| What the task requires |
Every line of the data that contains the string "Ky²ᐟ⁵" must be copied.

| Supplied data |
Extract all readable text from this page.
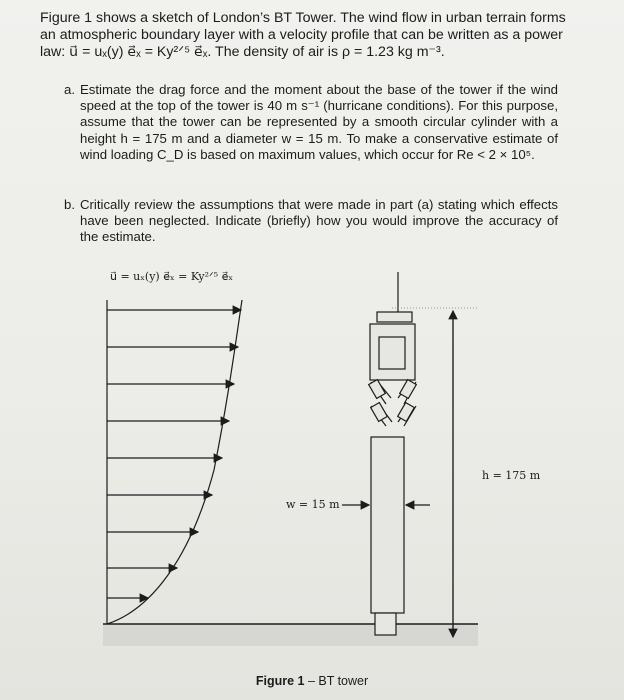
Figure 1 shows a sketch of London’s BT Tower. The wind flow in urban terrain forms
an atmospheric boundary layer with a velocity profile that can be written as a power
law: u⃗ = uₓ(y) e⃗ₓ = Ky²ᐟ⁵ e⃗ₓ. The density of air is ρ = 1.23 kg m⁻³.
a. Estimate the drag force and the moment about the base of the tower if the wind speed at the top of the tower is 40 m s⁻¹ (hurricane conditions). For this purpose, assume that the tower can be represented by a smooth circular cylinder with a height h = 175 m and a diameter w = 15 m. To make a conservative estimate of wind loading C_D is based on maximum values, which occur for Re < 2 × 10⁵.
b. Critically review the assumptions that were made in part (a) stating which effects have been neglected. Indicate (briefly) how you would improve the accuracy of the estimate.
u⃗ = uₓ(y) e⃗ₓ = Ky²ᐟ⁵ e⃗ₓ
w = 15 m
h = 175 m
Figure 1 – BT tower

| Written solution |
law: u⃗ = uₓ(y) e⃗ₓ = Ky²ᐟ⁵ e⃗ₓ. The density of air is ρ = 1.23 kg m⁻³.
u⃗ = uₓ(y) e⃗ₓ = Ky²ᐟ⁵ e⃗ₓ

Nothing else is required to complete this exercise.